#### What to do:
Repeat all entries exactly.

= = = = = = =

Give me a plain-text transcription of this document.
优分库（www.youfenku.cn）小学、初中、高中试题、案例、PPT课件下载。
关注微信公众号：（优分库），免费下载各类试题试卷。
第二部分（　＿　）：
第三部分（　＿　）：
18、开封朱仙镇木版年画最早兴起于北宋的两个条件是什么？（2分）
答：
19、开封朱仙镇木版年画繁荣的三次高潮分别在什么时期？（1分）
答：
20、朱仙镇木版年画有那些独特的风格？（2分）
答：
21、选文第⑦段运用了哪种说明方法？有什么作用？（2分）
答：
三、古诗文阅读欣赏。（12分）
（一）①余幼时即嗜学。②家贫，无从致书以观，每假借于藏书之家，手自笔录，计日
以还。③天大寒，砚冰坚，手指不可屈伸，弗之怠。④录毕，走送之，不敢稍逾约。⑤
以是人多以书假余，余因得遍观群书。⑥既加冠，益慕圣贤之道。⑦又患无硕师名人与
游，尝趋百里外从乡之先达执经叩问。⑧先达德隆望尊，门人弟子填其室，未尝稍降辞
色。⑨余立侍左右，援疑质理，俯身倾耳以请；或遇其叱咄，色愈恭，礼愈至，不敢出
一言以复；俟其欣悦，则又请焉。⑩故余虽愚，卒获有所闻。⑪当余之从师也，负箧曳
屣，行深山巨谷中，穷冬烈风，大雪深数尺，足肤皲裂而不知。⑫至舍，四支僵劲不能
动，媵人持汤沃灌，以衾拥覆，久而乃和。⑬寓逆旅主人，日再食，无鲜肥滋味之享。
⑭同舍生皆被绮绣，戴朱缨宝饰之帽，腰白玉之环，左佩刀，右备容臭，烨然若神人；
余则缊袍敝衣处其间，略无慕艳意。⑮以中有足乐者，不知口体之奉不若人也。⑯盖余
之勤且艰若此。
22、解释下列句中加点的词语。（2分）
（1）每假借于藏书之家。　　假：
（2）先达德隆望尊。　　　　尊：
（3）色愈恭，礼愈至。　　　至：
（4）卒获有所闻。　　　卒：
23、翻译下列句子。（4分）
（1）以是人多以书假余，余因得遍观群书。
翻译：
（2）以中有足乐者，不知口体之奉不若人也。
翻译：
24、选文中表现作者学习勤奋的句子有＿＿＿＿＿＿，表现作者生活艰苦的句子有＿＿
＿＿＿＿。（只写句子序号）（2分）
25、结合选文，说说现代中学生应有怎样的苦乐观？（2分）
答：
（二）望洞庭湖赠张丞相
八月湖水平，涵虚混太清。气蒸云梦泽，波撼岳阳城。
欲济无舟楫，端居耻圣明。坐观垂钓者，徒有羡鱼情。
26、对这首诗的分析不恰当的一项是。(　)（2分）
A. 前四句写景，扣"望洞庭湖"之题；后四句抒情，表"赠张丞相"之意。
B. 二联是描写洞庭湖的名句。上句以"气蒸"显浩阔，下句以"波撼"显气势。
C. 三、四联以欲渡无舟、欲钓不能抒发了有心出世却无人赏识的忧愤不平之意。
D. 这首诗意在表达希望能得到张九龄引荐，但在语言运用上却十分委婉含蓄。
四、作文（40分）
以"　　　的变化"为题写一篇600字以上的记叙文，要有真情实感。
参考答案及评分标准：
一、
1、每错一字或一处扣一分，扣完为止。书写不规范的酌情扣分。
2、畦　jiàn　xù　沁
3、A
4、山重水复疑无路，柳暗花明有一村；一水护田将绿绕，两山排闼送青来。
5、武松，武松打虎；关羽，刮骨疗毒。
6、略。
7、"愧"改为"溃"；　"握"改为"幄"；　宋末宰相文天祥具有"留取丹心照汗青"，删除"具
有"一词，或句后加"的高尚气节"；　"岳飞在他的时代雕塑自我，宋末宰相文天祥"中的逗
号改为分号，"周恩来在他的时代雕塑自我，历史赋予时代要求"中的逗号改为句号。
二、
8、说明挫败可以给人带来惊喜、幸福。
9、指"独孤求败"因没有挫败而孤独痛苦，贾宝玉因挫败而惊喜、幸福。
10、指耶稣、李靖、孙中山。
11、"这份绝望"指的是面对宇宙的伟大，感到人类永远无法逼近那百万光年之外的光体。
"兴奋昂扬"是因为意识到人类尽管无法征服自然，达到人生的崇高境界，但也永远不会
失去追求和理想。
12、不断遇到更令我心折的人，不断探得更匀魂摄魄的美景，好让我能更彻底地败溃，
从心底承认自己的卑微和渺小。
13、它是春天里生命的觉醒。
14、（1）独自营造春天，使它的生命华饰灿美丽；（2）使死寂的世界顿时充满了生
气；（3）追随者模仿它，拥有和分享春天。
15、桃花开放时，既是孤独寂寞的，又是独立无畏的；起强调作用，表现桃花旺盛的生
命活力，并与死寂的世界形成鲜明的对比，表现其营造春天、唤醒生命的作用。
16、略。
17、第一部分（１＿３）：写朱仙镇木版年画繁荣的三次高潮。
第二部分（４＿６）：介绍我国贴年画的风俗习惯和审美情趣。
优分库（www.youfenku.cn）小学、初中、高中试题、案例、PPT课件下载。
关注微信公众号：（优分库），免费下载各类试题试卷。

= = = = = = =

#### Task result:
Give me a plain-text transcription of this document.
优分库（www.youfenku.cn）小学、初中、高中试题、案例、PPT课件下载。
关注微信公众号：（优分库），免费下载各类试题试卷。
第二部分（　＿　）：
第三部分（　＿　）：
18、开封朱仙镇木版年画最早兴起于北宋的两个条件是什么？（2分）
答：
19、开封朱仙镇木版年画繁荣的三次高潮分别在什么时期？（1分）
答：
20、朱仙镇木版年画有那些独特的风格？（2分）
答：
21、选文第⑦段运用了哪种说明方法？有什么作用？（2分）
答：
三、古诗文阅读欣赏。（12分）
（一）①余幼时即嗜学。②家贫，无从致书以观，每假借于藏书之家，手自笔录，计日
以还。③天大寒，砚冰坚，手指不可屈伸，弗之怠。④录毕，走送之，不敢稍逾约。⑤
以是人多以书假余，余因得遍观群书。⑥既加冠，益慕圣贤之道。⑦又患无硕师名人与
游，尝趋百里外从乡之先达执经叩问。⑧先达德隆望尊，门人弟子填其室，未尝稍降辞
色。⑨余立侍左右，援疑质理，俯身倾耳以请；或遇其叱咄，色愈恭，礼愈至，不敢出
一言以复；俟其欣悦，则又请焉。⑩故余虽愚，卒获有所闻。⑪当余之从师也，负箧曳
屣，行深山巨谷中，穷冬烈风，大雪深数尺，足肤皲裂而不知。⑫至舍，四支僵劲不能
动，媵人持汤沃灌，以衾拥覆，久而乃和。⑬寓逆旅主人，日再食，无鲜肥滋味之享。
⑭同舍生皆被绮绣，戴朱缨宝饰之帽，腰白玉之环，左佩刀，右备容臭，烨然若神人；
余则缊袍敝衣处其间，略无慕艳意。⑮以中有足乐者，不知口体之奉不若人也。⑯盖余
之勤且艰若此。
22、解释下列句中加点的词语。（2分）
（1）每假借于藏书之家。　　假：
（2）先达德隆望尊。　　　　尊：
（3）色愈恭，礼愈至。　　　至：
（4）卒获有所闻。　　　卒：
23、翻译下列句子。（4分）
（1）以是人多以书假余，余因得遍观群书。
翻译：
（2）以中有足乐者，不知口体之奉不若人也。
翻译：
24、选文中表现作者学习勤奋的句子有＿＿＿＿＿＿，表现作者生活艰苦的句子有＿＿
＿＿＿＿。（只写句子序号）（2分）
25、结合选文，说说现代中学生应有怎样的苦乐观？（2分）
答：
（二）望洞庭湖赠张丞相
八月湖水平，涵虚混太清。气蒸云梦泽，波撼岳阳城。
欲济无舟楫，端居耻圣明。坐观垂钓者，徒有羡鱼情。
26、对这首诗的分析不恰当的一项是。(　)（2分）
A. 前四句写景，扣"望洞庭湖"之题；后四句抒情，表"赠张丞相"之意。
B. 二联是描写洞庭湖的名句。上句以"气蒸"显浩阔，下句以"波撼"显气势。
C. 三、四联以欲渡无舟、欲钓不能抒发了有心出世却无人赏识的忧愤不平之意。
D. 这首诗意在表达希望能得到张九龄引荐，但在语言运用上却十分委婉含蓄。
四、作文（40分）
以"　　　的变化"为题写一篇600字以上的记叙文，要有真情实感。
参考答案及评分标准：
一、
1、每错一字或一处扣一分，扣完为止。书写不规范的酌情扣分。
2、畦　jiàn　xù　沁
3、A
4、山重水复疑无路，柳暗花明有一村；一水护田将绿绕，两山排闼送青来。
5、武松，武松打虎；关羽，刮骨疗毒。
6、略。
7、"愧"改为"溃"；　"握"改为"幄"；　宋末宰相文天祥具有"留取丹心照汗青"，删除"具
有"一词，或句后加"的高尚气节"；　"岳飞在他的时代雕塑自我，宋末宰相文天祥"中的逗
号改为分号，"周恩来在他的时代雕塑自我，历史赋予时代要求"中的逗号改为句号。
二、
8、说明挫败可以给人带来惊喜、幸福。
9、指"独孤求败"因没有挫败而孤独痛苦，贾宝玉因挫败而惊喜、幸福。
10、指耶稣、李靖、孙中山。
11、"这份绝望"指的是面对宇宙的伟大，感到人类永远无法逼近那百万光年之外的光体。
"兴奋昂扬"是因为意识到人类尽管无法征服自然，达到人生的崇高境界，但也永远不会
失去追求和理想。
12、不断遇到更令我心折的人，不断探得更匀魂摄魄的美景，好让我能更彻底地败溃，
从心底承认自己的卑微和渺小。
13、它是春天里生命的觉醒。
14、（1）独自营造春天，使它的生命华饰灿美丽；（2）使死寂的世界顿时充满了生
气；（3）追随者模仿它，拥有和分享春天。
15、桃花开放时，既是孤独寂寞的，又是独立无畏的；起强调作用，表现桃花旺盛的生
命活力，并与死寂的世界形成鲜明的对比，表现其营造春天、唤醒生命的作用。
16、略。
17、第一部分（１＿３）：写朱仙镇木版年画繁荣的三次高潮。
第二部分（４＿６）：介绍我国贴年画的风俗习惯和审美情趣。
优分库（www.youfenku.cn）小学、初中、高中试题、案例、PPT课件下载。
关注微信公众号：（优分库），免费下载各类试题试卷。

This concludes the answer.